== Exercise requirements ==
Using the records below, locate all lines containing "memenuhi" and return them.

== Data shown ==

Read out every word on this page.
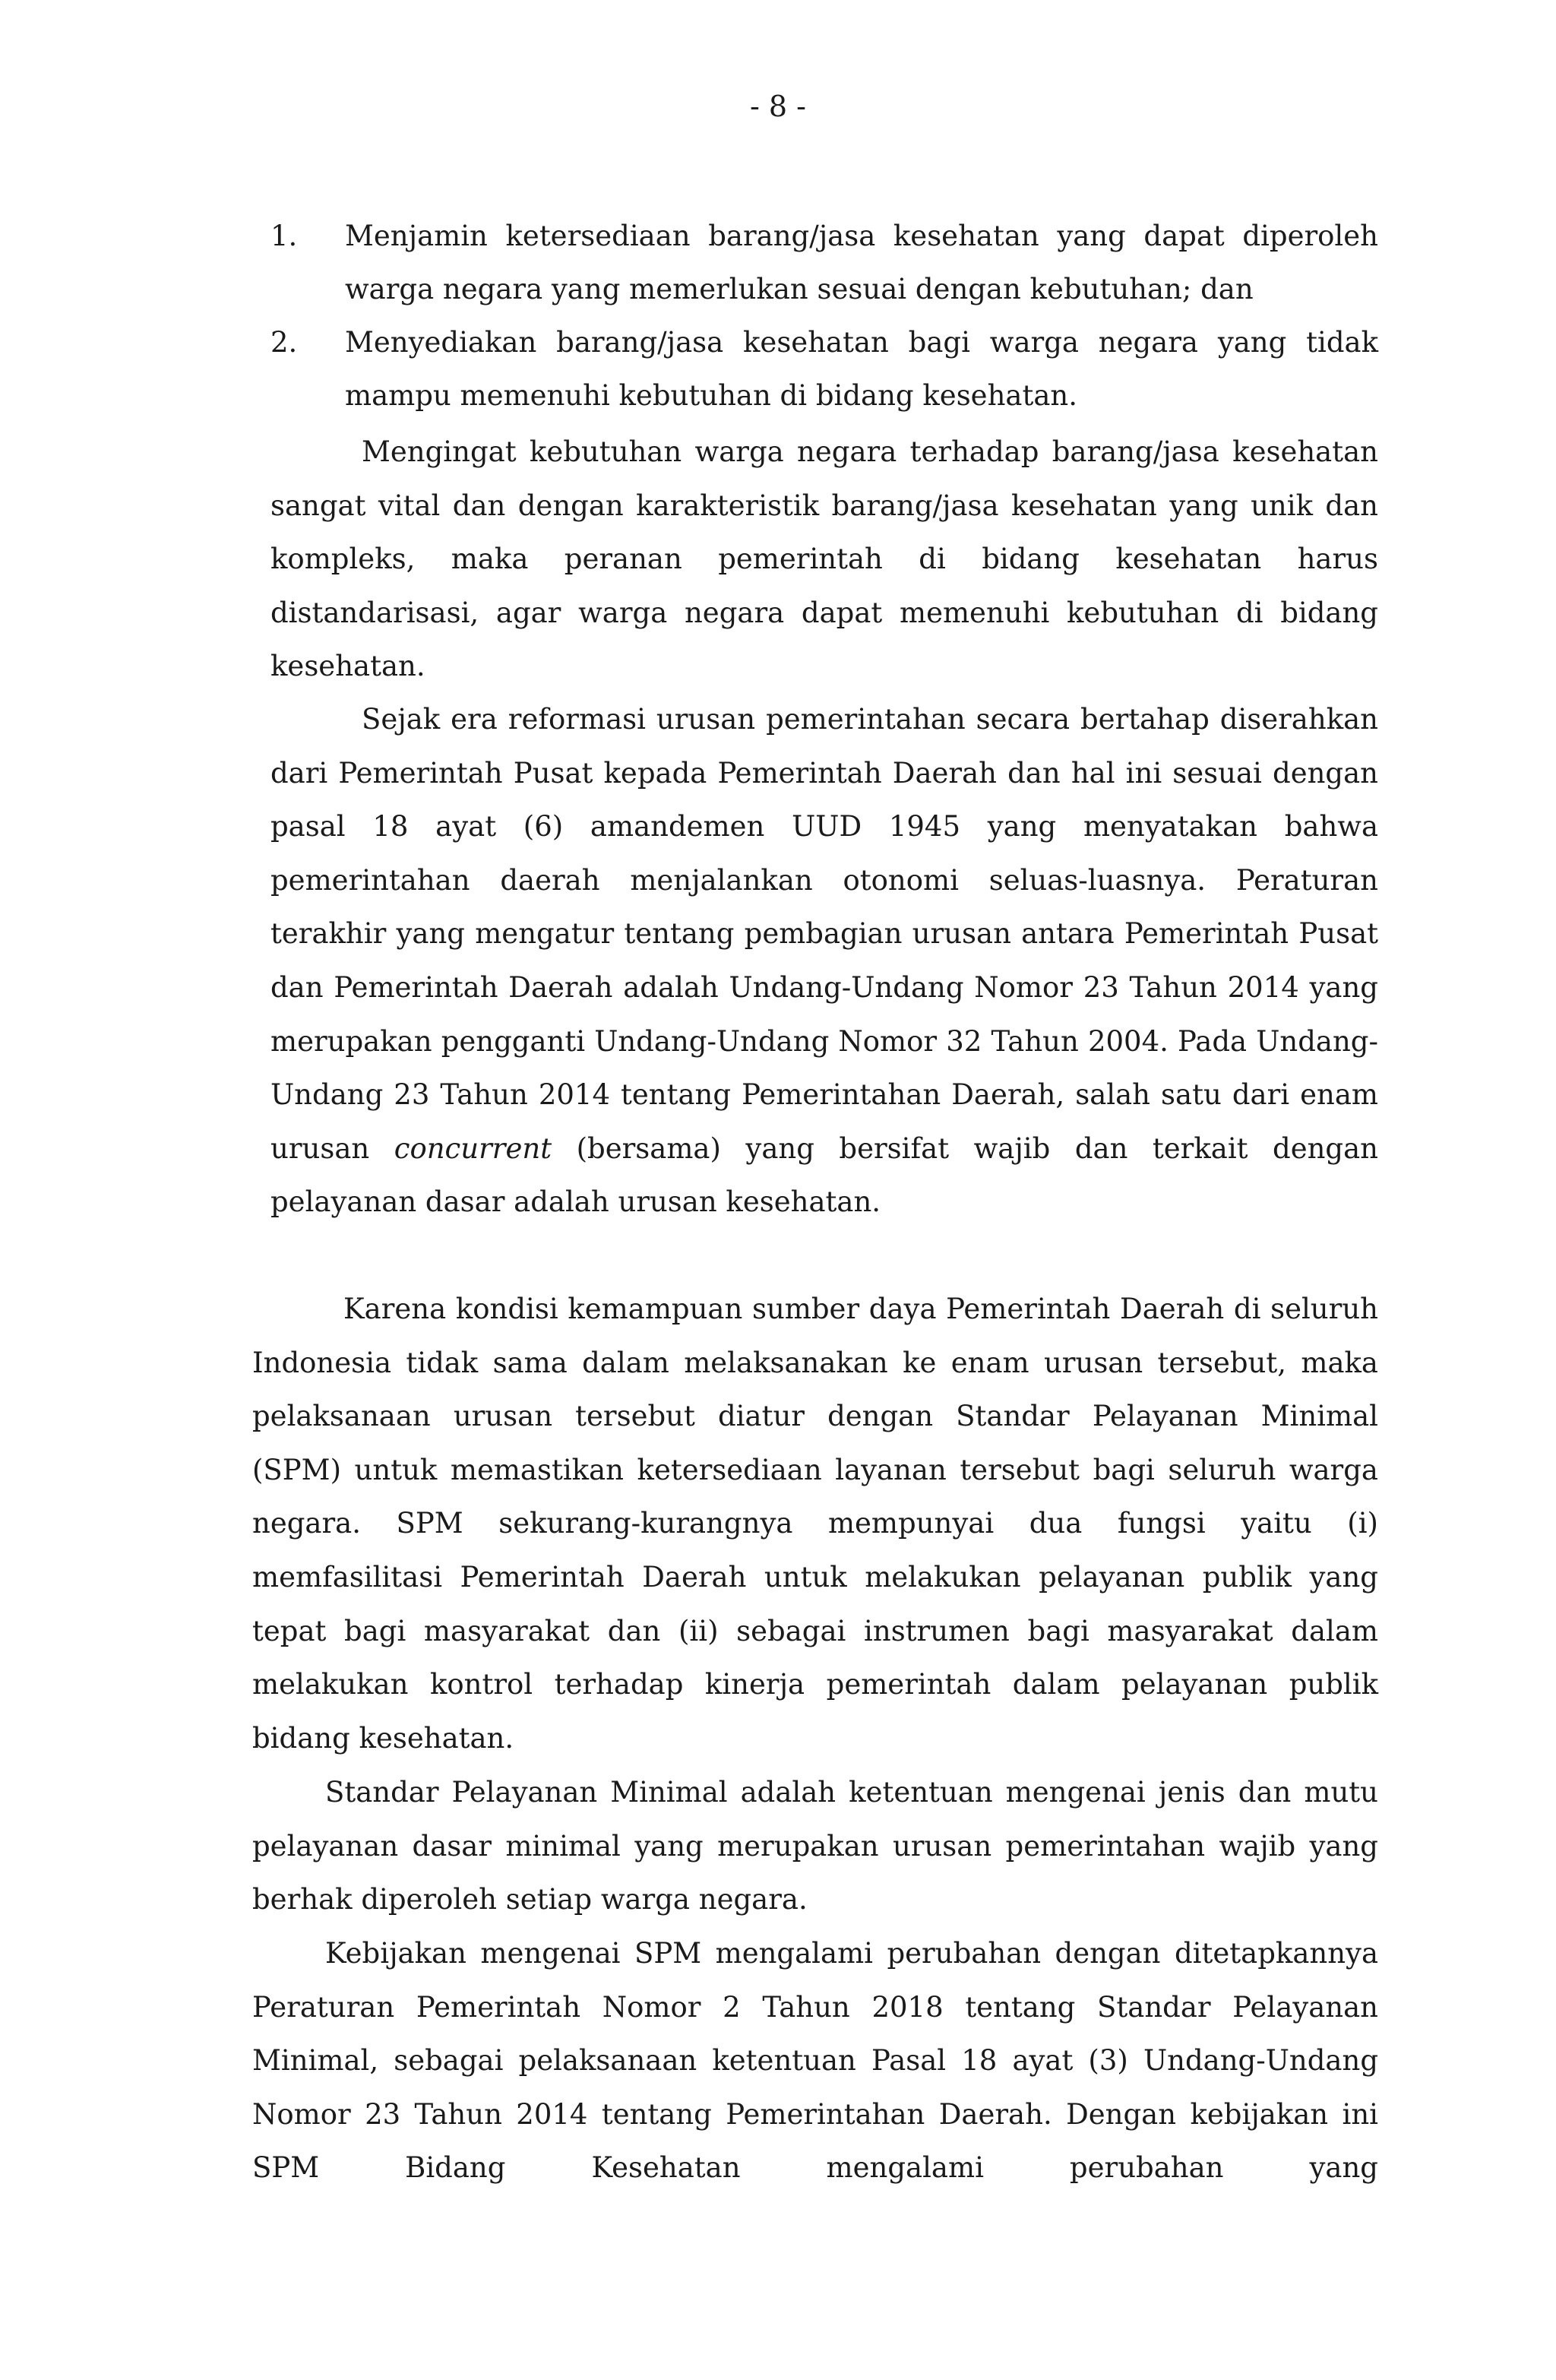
- 8 -
1. Menjamin ketersediaan barang/jasa kesehatan yang dapat diperoleh warga negara yang memerlukan sesuai dengan kebutuhan; dan
2. Menyediakan barang/jasa kesehatan bagi warga negara yang tidak mampu memenuhi kebutuhan di bidang kesehatan.

Mengingat kebutuhan warga negara terhadap barang/jasa kesehatan sangat vital dan dengan karakteristik barang/jasa kesehatan yang unik dan kompleks, maka peranan pemerintah di bidang kesehatan harus distandarisasi, agar warga negara dapat memenuhi kebutuhan di bidang kesehatan.

Sejak era reformasi urusan pemerintahan secara bertahap diserahkan dari Pemerintah Pusat kepada Pemerintah Daerah dan hal ini sesuai dengan pasal 18 ayat (6) amandemen UUD 1945 yang menyatakan bahwa pemerintahan daerah menjalankan otonomi seluas-luasnya. Peraturan terakhir yang mengatur tentang pembagian urusan antara Pemerintah Pusat dan Pemerintah Daerah adalah Undang-Undang Nomor 23 Tahun 2014 yang merupakan pengganti Undang-Undang Nomor 32 Tahun 2004. Pada Undang-Undang 23 Tahun 2014 tentang Pemerintahan Daerah, salah satu dari enam urusan concurrent (bersama) yang bersifat wajib dan terkait dengan pelayanan dasar adalah urusan kesehatan.

Karena kondisi kemampuan sumber daya Pemerintah Daerah di seluruh Indonesia tidak sama dalam melaksanakan ke enam urusan tersebut, maka pelaksanaan urusan tersebut diatur dengan Standar Pelayanan Minimal (SPM) untuk memastikan ketersediaan layanan tersebut bagi seluruh warga negara. SPM sekurang-kurangnya mempunyai dua fungsi yaitu (i) memfasilitasi Pemerintah Daerah untuk melakukan pelayanan publik yang tepat bagi masyarakat dan (ii) sebagai instrumen bagi masyarakat dalam melakukan kontrol terhadap kinerja pemerintah dalam pelayanan publik bidang kesehatan.

Standar Pelayanan Minimal adalah ketentuan mengenai jenis dan mutu pelayanan dasar minimal yang merupakan urusan pemerintahan wajib yang berhak diperoleh setiap warga negara.

Kebijakan mengenai SPM mengalami perubahan dengan ditetapkannya Peraturan Pemerintah Nomor 2 Tahun 2018 tentang Standar Pelayanan Minimal, sebagai pelaksanaan ketentuan Pasal 18 ayat (3) Undang-Undang Nomor 23 Tahun 2014 tentang Pemerintahan Daerah. Dengan kebijakan ini SPM Bidang Kesehatan mengalami perubahan yang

== Complete output ==
2. Menyediakan barang/jasa kesehatan bagi warga negara yang tidak mampu memenuhi kebutuhan di bidang kesehatan.
Mengingat kebutuhan warga negara terhadap barang/jasa kesehatan sangat vital dan dengan karakteristik barang/jasa kesehatan yang unik dan kompleks, maka peranan pemerintah di bidang kesehatan harus distandarisasi, agar warga negara dapat memenuhi kebutuhan di bidang kesehatan.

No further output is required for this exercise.